SOURCE MATERIAL:
= = = =
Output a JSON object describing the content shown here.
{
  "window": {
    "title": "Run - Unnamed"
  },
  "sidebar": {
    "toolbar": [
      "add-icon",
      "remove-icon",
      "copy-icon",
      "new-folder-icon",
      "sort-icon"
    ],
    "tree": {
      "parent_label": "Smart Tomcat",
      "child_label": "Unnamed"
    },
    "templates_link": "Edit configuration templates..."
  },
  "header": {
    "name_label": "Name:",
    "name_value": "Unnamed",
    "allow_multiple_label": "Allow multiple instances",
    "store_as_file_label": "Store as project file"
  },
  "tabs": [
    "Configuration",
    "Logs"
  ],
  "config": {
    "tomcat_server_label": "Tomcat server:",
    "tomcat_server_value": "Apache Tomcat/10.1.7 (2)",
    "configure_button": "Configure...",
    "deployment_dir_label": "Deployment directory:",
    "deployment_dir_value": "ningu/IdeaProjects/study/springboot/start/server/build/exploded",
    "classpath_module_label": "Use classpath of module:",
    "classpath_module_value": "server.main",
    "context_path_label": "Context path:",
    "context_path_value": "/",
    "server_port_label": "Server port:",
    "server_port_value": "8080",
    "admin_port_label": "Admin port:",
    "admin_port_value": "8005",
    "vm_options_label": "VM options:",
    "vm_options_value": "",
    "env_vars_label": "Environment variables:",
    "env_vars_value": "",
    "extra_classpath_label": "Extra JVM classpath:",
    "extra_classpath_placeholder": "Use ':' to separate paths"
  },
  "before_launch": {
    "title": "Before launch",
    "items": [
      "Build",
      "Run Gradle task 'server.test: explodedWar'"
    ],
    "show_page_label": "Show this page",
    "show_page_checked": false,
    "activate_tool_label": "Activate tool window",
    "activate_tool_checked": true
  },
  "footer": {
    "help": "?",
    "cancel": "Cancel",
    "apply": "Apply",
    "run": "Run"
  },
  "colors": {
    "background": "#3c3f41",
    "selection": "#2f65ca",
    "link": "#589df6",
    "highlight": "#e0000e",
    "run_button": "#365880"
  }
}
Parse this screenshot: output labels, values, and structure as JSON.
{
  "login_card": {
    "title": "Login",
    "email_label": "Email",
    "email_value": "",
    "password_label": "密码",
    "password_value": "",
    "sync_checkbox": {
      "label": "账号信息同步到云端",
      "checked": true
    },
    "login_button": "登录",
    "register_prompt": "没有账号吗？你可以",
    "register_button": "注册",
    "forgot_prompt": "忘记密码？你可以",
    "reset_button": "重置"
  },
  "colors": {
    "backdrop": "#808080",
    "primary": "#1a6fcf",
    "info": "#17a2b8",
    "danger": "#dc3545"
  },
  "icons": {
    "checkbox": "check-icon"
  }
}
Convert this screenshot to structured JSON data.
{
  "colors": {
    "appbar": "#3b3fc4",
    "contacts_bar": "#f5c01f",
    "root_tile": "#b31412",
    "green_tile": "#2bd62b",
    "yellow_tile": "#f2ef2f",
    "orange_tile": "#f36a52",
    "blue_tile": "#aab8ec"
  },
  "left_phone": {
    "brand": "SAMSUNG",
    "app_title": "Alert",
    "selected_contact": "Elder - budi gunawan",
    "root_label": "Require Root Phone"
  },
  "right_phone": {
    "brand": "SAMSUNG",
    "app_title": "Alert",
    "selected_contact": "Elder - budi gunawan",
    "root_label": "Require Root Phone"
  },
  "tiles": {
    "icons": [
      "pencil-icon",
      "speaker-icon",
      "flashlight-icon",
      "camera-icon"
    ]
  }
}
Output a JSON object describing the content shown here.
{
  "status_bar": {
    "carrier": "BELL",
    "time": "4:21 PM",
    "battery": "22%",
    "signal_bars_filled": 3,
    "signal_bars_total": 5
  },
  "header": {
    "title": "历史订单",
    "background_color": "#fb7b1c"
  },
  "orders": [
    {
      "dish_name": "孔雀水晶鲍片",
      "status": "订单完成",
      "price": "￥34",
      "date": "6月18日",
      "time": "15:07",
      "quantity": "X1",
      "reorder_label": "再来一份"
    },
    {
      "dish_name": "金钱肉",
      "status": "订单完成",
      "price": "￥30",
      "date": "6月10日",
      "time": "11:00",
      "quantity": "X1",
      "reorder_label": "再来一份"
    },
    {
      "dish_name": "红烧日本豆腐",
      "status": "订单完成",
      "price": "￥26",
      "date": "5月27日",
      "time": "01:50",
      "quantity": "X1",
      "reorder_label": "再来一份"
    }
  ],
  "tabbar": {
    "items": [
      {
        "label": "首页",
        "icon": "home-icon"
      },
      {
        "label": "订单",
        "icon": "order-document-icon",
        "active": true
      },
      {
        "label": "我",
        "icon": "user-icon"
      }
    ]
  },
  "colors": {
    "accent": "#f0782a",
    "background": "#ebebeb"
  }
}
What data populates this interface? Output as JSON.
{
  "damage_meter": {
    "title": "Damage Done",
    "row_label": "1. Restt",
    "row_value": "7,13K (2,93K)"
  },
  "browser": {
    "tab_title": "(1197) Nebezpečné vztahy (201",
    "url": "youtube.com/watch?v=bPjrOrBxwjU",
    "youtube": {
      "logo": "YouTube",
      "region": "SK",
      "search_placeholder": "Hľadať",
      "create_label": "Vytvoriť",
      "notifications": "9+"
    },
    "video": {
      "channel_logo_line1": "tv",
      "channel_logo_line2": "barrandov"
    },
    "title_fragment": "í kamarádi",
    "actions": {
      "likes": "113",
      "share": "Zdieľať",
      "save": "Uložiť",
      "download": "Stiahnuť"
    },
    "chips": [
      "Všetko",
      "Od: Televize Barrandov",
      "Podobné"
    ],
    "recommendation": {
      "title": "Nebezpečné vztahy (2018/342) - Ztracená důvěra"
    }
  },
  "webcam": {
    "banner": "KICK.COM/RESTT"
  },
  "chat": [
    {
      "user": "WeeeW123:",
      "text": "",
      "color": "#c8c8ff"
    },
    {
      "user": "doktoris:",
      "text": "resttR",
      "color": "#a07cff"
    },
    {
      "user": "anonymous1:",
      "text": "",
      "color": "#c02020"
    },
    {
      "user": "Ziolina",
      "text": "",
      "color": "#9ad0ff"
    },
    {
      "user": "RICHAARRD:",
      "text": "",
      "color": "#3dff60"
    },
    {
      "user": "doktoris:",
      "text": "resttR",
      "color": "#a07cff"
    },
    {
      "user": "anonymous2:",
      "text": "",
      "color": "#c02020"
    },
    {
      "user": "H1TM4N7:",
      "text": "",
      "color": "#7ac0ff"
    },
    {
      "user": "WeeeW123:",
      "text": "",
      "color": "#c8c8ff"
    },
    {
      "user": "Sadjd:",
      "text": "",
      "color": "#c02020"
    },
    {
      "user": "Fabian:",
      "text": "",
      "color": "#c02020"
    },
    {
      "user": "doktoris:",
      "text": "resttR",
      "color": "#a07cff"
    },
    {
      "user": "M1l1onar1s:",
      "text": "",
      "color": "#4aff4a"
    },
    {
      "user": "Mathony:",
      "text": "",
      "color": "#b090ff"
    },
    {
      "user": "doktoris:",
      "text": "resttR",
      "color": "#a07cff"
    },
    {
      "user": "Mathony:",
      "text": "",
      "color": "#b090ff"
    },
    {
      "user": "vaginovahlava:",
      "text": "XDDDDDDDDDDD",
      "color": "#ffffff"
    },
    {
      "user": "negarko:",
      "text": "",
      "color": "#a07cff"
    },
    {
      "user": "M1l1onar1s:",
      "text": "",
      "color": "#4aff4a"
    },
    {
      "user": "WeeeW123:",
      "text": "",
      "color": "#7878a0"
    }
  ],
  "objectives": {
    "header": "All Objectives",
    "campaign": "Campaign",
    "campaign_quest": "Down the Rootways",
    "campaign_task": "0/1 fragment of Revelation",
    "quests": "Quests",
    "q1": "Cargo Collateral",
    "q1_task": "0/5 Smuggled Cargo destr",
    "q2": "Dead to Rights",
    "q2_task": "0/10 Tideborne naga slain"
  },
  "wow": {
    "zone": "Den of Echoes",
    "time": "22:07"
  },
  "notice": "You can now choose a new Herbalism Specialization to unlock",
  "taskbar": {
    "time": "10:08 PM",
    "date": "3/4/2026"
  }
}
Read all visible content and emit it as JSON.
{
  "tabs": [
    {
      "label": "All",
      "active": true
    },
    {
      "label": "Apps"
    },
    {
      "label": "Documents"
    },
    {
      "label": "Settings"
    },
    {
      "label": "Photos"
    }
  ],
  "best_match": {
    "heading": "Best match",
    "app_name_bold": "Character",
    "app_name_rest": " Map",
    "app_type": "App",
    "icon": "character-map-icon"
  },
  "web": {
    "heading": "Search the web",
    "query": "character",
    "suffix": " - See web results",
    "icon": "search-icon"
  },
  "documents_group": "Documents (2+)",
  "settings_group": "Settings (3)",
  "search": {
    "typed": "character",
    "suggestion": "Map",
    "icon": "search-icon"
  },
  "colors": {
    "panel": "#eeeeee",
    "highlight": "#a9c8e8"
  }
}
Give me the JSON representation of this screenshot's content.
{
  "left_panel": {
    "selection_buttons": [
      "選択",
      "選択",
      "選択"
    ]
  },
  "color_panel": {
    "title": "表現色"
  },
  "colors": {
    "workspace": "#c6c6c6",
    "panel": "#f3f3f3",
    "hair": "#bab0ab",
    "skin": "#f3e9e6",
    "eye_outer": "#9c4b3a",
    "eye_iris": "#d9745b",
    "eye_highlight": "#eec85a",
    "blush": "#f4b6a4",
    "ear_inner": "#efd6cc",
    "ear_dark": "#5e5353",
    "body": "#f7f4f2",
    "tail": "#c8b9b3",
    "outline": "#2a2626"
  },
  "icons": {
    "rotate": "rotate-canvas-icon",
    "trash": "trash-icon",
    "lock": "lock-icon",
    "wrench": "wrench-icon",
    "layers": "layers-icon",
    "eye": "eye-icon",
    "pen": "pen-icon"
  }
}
= = = =
Copy each line above where the string "Cargo" occurs.

    "q1": "Cargo Collateral",
    "q1_task": "0/5 Smuggled Cargo destr",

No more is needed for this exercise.